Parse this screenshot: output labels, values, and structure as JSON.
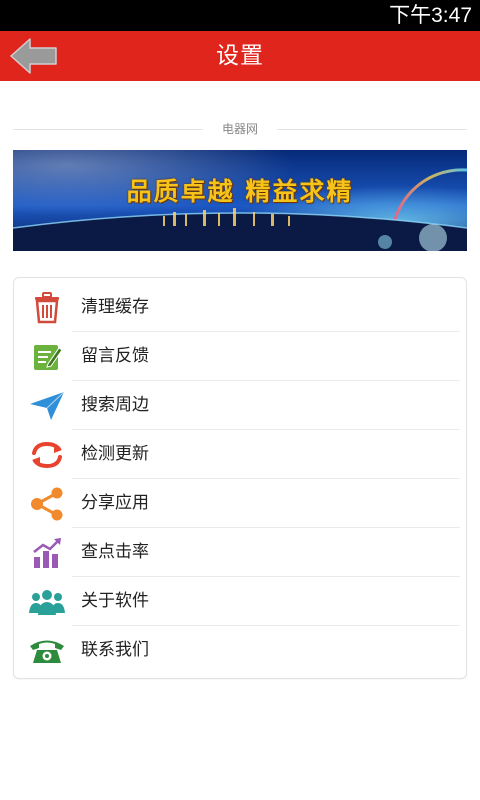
{
  "status_bar": {
    "time": "下午3:47"
  },
  "header": {
    "title": "设置",
    "back_icon": "back-arrow-icon",
    "background": "#e0251d"
  },
  "section": {
    "label": "电器网"
  },
  "banner": {
    "text": "品质卓越  精益求精"
  },
  "menu": {
    "items": [
      {
        "label": "清理缓存",
        "icon": "trash-icon",
        "color": "#d14a3a"
      },
      {
        "label": "留言反馈",
        "icon": "edit-icon",
        "color": "#6cb33e"
      },
      {
        "label": "搜索周边",
        "icon": "location-arrow-icon",
        "color": "#2f8fd8"
      },
      {
        "label": "检测更新",
        "icon": "refresh-icon",
        "color": "#e8432e"
      },
      {
        "label": "分享应用",
        "icon": "share-icon",
        "color": "#f08a2d"
      },
      {
        "label": "查点击率",
        "icon": "bar-chart-icon",
        "color": "#9b59b6"
      },
      {
        "label": "关于软件",
        "icon": "users-icon",
        "color": "#2aa198"
      },
      {
        "label": "联系我们",
        "icon": "telephone-icon",
        "color": "#2e8b3d"
      }
    ]
  }
}
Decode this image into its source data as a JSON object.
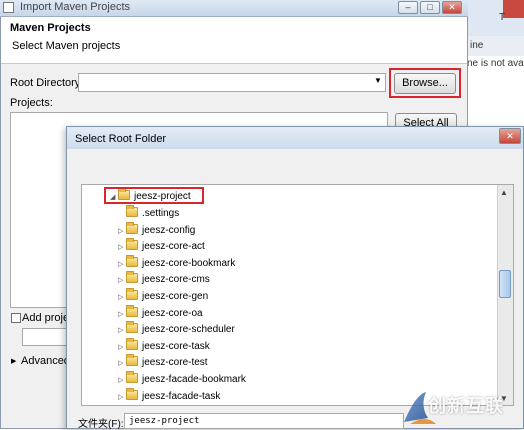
{
  "background_window": {
    "tab_text": "T",
    "tab_text2": "ine",
    "body_text": "ne is not avai"
  },
  "import_dialog": {
    "title": "Import Maven Projects",
    "header_title": "Maven Projects",
    "header_subtitle": "Select Maven projects",
    "root_directory_label": "Root Directory:",
    "root_directory_value": "",
    "browse_label": "Browse...",
    "projects_label": "Projects:",
    "select_all_label": "Select All",
    "add_project_label": "Add proje",
    "advanced_label": "Advanced"
  },
  "select_root_dialog": {
    "title": "Select Root Folder",
    "tree": [
      {
        "label": "jeesz-project",
        "expanded": true,
        "level": 0
      },
      {
        "label": ".settings",
        "level": 1,
        "has_children": false
      },
      {
        "label": "jeesz-config",
        "level": 1,
        "has_children": true
      },
      {
        "label": "jeesz-core-act",
        "level": 1,
        "has_children": true
      },
      {
        "label": "jeesz-core-bookmark",
        "level": 1,
        "has_children": true
      },
      {
        "label": "jeesz-core-cms",
        "level": 1,
        "has_children": true
      },
      {
        "label": "jeesz-core-gen",
        "level": 1,
        "has_children": true
      },
      {
        "label": "jeesz-core-oa",
        "level": 1,
        "has_children": true
      },
      {
        "label": "jeesz-core-scheduler",
        "level": 1,
        "has_children": true
      },
      {
        "label": "jeesz-core-task",
        "level": 1,
        "has_children": true
      },
      {
        "label": "jeesz-core-test",
        "level": 1,
        "has_children": true
      },
      {
        "label": "jeesz-facade-bookmark",
        "level": 1,
        "has_children": true
      },
      {
        "label": "jeesz-facade-task",
        "level": 1,
        "has_children": true
      }
    ],
    "folder_label": "文件夹(F):",
    "folder_value": "jeesz-project"
  },
  "watermark": {
    "text": "创新互联"
  },
  "colors": {
    "highlight": "#d8262c",
    "folder": "#e9b942"
  }
}
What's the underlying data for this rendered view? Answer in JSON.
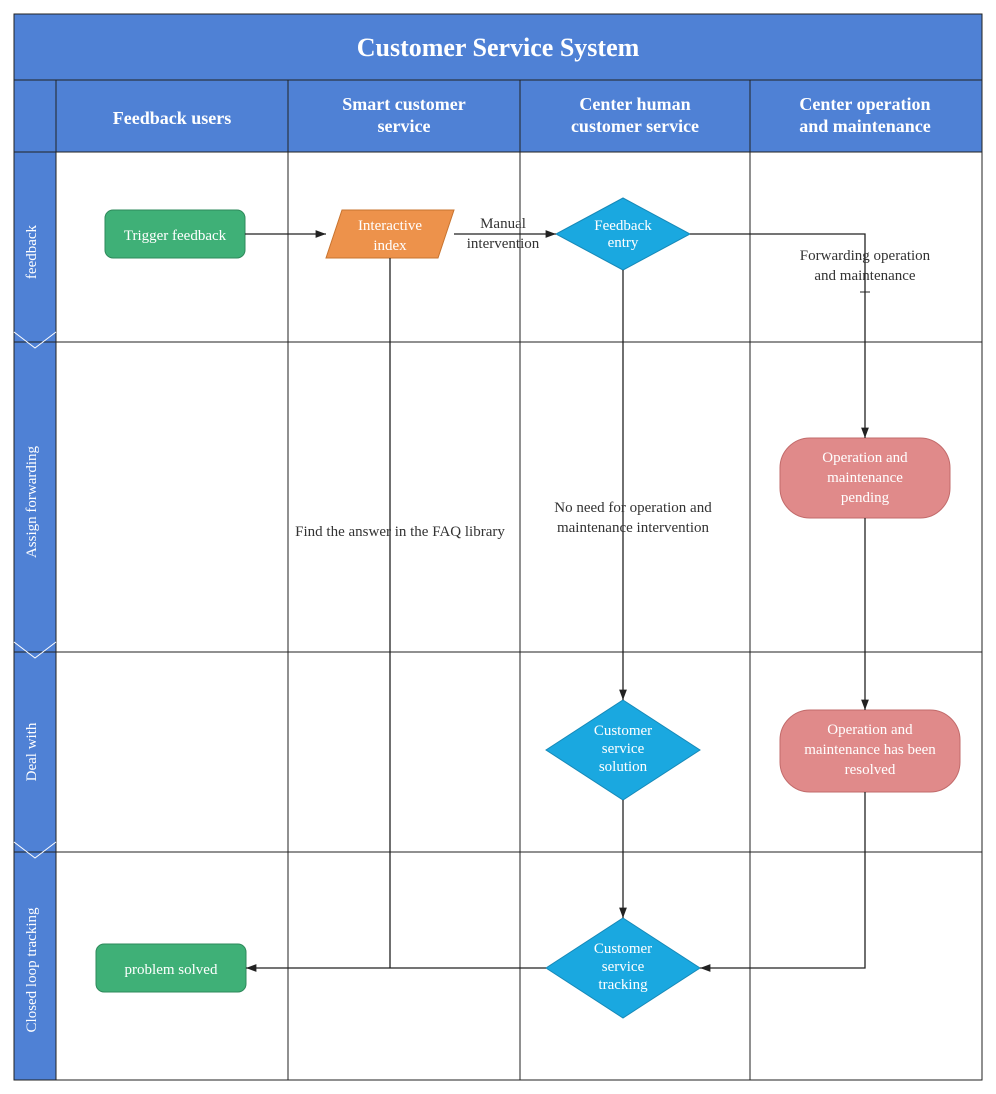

┄┄┄┄┄┄┄┄┄┄

Task details
Reply with the number of lines in the preceding entries that contain "core", and no other words.

Answer for the task
8